## Exercise
Of the lines below, count those containing the word "title". Reply with the number alone.

● ● ● ●

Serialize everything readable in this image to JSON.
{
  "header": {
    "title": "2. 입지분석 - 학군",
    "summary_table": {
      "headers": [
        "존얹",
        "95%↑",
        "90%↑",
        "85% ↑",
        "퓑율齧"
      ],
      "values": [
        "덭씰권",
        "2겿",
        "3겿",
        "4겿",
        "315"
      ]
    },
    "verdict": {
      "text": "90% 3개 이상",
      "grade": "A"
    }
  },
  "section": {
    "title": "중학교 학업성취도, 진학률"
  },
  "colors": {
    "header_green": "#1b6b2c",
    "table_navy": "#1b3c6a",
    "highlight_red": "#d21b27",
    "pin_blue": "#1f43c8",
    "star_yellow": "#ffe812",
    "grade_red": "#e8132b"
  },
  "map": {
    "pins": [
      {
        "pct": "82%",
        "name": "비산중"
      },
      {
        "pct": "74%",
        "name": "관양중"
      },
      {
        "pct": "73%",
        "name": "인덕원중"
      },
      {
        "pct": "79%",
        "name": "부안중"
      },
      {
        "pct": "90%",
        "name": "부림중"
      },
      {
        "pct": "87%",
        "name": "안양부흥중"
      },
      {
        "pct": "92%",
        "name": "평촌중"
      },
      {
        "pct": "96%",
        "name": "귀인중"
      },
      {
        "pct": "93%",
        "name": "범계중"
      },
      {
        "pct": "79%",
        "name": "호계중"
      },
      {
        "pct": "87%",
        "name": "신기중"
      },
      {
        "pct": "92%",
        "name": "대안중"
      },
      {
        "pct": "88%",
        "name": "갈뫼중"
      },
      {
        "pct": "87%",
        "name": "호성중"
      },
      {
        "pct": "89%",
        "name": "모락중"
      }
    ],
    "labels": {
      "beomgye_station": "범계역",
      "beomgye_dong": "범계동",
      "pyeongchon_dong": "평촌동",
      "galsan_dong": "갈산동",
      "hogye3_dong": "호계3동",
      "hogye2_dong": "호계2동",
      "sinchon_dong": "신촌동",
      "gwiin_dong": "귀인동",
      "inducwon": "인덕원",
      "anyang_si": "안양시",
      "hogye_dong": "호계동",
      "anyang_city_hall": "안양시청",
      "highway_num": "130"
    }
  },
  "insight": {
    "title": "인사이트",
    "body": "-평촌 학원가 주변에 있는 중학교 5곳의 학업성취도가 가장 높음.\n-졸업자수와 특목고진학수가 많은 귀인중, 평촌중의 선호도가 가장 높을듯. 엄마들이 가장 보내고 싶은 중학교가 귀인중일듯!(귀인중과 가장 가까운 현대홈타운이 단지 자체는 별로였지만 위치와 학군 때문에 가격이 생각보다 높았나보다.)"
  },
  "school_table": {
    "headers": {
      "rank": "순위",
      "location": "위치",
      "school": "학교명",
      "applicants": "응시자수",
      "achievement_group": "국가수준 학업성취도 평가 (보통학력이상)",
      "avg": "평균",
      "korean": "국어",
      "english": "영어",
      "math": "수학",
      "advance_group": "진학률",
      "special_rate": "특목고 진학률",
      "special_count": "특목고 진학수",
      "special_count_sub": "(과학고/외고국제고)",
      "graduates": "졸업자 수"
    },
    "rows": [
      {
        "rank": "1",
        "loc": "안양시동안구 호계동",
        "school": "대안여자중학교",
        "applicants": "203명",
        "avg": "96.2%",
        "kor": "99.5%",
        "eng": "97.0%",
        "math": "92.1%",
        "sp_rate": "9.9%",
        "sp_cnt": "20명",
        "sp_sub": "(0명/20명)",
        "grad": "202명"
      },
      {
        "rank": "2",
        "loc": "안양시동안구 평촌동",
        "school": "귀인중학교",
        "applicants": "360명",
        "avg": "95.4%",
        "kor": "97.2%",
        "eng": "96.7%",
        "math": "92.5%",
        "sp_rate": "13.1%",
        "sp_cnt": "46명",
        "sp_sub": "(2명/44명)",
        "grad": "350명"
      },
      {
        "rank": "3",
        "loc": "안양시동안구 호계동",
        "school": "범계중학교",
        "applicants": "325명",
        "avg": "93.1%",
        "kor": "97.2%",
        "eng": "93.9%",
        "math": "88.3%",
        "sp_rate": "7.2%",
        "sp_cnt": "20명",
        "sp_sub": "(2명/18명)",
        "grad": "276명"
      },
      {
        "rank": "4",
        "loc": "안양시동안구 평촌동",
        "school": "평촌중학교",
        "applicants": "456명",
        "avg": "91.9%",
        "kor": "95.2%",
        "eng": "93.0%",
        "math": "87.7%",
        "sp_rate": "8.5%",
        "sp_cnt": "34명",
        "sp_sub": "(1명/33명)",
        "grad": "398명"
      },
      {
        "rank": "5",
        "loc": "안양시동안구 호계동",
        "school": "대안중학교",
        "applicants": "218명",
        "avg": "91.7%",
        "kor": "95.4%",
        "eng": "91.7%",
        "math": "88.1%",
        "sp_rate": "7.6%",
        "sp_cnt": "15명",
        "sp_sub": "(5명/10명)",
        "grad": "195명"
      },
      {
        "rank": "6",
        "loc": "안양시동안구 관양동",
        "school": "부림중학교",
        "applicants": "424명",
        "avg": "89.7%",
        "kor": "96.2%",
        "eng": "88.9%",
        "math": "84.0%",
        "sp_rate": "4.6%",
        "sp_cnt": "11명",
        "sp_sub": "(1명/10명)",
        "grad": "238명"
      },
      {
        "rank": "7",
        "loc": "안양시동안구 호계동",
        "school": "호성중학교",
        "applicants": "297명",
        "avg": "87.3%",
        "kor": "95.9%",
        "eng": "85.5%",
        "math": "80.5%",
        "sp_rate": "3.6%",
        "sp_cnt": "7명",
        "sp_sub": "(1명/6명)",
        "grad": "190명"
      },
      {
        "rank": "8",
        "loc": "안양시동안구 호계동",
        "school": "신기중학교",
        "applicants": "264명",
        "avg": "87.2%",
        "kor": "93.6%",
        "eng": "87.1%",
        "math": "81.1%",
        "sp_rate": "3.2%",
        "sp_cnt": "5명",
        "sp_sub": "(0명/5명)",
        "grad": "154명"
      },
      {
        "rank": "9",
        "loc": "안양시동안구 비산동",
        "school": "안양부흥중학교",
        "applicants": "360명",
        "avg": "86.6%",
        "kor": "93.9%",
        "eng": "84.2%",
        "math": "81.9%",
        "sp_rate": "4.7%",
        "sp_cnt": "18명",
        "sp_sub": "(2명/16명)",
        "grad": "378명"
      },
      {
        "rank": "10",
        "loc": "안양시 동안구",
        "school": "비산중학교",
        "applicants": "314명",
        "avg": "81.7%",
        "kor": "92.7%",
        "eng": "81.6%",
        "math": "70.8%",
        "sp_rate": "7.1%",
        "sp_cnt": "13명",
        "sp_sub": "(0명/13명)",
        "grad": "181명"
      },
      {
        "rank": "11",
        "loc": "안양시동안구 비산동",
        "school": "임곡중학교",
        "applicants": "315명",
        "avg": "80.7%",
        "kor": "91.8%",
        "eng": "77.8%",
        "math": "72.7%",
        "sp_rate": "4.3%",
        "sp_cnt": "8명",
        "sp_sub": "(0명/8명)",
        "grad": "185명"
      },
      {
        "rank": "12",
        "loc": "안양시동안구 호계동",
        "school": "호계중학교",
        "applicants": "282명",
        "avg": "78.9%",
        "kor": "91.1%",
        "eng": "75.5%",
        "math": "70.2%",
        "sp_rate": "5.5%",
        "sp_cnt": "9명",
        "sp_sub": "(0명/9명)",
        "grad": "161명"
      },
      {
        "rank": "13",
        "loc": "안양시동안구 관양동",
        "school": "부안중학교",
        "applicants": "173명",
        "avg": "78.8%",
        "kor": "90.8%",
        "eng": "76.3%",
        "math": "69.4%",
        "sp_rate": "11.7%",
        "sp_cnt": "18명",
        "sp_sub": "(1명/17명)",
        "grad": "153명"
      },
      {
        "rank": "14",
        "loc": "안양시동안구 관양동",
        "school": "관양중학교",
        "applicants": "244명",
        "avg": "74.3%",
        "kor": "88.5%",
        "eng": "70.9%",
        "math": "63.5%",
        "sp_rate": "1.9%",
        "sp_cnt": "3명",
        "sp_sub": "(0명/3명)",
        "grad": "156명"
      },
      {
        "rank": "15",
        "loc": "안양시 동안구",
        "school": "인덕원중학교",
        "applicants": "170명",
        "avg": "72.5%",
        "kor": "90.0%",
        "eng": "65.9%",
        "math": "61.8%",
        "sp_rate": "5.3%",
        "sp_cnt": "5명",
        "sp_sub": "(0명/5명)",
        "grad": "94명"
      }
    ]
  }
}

● ● ● ●

## Final answer
3